- GIVEN EXERCISE
Gather all lines from the material that contain the word "this".

--- START OF INPUT ---

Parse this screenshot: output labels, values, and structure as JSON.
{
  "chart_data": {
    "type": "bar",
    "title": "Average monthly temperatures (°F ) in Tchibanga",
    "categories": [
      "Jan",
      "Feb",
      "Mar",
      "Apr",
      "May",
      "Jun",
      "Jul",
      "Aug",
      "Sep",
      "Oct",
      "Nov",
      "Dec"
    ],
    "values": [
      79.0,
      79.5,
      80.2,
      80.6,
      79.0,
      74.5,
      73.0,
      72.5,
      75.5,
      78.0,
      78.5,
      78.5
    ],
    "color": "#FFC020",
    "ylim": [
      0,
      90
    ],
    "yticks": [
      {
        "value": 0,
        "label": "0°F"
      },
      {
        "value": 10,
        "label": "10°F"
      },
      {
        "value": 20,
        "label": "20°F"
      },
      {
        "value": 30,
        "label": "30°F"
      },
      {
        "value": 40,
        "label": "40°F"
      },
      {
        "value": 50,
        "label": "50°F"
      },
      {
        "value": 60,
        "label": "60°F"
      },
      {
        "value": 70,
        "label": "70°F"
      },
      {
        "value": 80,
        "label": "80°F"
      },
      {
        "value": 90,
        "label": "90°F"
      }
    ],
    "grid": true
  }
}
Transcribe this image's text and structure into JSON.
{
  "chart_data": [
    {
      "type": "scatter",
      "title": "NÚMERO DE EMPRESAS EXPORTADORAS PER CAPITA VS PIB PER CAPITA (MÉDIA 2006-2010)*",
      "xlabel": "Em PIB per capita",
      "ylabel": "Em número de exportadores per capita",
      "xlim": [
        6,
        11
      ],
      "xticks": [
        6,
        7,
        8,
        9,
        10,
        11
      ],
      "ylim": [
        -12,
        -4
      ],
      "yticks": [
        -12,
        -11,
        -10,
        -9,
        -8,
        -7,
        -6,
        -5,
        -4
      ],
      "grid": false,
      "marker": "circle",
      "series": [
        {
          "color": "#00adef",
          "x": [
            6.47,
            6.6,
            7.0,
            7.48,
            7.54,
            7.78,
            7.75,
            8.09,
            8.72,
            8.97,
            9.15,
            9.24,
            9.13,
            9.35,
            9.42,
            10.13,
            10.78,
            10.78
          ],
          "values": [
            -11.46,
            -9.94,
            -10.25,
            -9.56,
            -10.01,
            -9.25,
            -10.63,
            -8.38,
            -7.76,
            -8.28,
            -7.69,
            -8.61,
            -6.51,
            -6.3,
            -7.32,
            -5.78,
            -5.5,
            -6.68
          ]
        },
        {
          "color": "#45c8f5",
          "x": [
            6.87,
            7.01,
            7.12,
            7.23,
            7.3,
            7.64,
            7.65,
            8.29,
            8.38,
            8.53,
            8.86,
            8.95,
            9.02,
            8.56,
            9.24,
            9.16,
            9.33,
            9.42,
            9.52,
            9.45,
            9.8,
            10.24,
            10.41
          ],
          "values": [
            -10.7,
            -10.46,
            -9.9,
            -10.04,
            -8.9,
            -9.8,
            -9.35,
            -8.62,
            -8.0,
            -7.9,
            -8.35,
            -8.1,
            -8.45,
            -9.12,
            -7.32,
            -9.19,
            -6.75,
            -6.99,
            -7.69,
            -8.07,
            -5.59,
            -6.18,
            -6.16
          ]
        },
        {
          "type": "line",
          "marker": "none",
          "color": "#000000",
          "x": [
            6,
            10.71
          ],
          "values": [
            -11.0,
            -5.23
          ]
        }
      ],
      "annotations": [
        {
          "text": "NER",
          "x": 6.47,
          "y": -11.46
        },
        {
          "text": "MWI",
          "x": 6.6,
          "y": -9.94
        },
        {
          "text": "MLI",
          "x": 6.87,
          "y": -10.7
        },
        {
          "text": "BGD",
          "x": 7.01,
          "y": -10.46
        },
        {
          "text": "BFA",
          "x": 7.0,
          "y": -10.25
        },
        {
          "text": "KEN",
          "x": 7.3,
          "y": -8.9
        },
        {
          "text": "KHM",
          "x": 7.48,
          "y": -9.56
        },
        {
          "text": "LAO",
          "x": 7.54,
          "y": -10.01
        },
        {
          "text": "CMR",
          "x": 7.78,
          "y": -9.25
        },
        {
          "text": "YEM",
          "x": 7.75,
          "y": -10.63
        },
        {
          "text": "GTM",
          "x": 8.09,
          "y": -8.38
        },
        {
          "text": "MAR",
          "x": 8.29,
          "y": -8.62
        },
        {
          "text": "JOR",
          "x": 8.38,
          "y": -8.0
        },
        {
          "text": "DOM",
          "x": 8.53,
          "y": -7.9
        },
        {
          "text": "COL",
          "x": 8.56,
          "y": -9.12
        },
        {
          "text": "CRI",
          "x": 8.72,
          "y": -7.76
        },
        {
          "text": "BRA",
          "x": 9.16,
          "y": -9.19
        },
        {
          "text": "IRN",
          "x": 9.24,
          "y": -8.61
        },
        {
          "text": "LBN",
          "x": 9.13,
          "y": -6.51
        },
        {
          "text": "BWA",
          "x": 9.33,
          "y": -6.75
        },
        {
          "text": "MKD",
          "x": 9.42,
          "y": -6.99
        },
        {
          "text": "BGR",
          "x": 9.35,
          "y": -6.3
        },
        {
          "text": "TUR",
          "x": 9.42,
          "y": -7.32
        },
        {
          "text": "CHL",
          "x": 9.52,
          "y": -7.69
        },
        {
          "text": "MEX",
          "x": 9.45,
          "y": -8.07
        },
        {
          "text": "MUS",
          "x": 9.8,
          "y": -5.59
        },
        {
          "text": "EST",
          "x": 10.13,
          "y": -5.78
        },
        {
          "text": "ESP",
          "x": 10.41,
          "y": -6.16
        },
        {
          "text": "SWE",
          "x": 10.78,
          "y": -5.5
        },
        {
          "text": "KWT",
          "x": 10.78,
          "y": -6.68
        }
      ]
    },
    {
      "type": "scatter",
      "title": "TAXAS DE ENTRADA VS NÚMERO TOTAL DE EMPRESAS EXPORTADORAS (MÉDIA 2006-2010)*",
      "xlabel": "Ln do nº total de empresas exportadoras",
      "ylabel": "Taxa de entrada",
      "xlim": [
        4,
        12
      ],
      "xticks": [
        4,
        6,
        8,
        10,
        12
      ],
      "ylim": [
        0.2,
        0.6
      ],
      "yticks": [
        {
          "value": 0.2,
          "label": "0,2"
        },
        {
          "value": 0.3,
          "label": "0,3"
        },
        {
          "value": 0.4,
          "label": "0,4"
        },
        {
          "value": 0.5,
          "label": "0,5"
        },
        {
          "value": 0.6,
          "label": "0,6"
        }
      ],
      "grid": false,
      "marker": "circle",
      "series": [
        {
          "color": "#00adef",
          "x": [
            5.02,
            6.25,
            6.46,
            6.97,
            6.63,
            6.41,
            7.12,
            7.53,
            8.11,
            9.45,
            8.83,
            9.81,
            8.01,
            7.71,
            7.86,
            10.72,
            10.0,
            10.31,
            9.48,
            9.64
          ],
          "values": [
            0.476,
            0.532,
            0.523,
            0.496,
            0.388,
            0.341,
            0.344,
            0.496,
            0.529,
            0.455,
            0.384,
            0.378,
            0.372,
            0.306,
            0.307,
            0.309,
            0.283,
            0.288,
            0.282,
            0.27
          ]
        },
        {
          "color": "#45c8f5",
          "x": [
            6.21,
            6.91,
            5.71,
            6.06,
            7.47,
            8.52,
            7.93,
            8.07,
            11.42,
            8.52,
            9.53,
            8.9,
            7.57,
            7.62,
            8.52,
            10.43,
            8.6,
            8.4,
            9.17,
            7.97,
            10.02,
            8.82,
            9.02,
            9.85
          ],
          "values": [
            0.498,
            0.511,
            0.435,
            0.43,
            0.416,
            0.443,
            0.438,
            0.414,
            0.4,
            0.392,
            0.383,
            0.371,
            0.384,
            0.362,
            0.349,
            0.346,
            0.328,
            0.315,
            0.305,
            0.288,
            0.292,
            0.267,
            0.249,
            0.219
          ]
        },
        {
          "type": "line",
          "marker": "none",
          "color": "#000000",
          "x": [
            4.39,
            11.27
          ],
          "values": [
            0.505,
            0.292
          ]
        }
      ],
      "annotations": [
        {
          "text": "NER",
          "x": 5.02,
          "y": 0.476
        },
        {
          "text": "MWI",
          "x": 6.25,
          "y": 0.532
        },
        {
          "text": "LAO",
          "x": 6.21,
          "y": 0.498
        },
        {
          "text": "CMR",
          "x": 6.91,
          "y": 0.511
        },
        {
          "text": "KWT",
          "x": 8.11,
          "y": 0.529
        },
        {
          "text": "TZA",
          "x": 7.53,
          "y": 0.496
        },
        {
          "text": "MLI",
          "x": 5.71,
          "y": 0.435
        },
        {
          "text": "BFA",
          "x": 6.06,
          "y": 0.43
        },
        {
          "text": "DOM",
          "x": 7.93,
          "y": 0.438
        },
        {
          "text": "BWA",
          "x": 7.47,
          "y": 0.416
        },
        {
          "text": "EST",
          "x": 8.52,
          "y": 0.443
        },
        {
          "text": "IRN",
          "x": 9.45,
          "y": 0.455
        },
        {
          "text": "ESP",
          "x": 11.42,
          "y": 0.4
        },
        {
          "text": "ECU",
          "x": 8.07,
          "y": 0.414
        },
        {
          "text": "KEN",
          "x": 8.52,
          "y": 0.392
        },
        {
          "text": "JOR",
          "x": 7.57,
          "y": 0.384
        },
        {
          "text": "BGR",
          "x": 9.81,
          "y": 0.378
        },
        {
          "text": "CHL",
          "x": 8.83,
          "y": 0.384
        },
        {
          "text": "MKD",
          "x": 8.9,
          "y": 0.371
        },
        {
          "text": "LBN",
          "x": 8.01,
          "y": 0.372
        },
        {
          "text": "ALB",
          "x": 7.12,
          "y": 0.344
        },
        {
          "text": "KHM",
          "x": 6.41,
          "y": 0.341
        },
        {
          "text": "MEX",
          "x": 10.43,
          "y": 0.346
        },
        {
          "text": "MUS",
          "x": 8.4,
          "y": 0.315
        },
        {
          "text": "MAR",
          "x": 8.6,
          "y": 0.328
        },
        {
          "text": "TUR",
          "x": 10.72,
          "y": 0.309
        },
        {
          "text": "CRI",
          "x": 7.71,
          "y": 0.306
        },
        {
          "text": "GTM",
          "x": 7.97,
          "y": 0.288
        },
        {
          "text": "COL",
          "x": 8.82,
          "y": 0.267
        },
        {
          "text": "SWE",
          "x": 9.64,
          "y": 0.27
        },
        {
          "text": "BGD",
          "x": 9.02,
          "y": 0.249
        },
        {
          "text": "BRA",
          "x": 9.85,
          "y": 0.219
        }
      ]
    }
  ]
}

--- END OF INPUT ---

- CORRECT OUTPUT
Parse this screenshot: output labels, values, and structure as JSON.
Transcribe this image's text and structure into JSON.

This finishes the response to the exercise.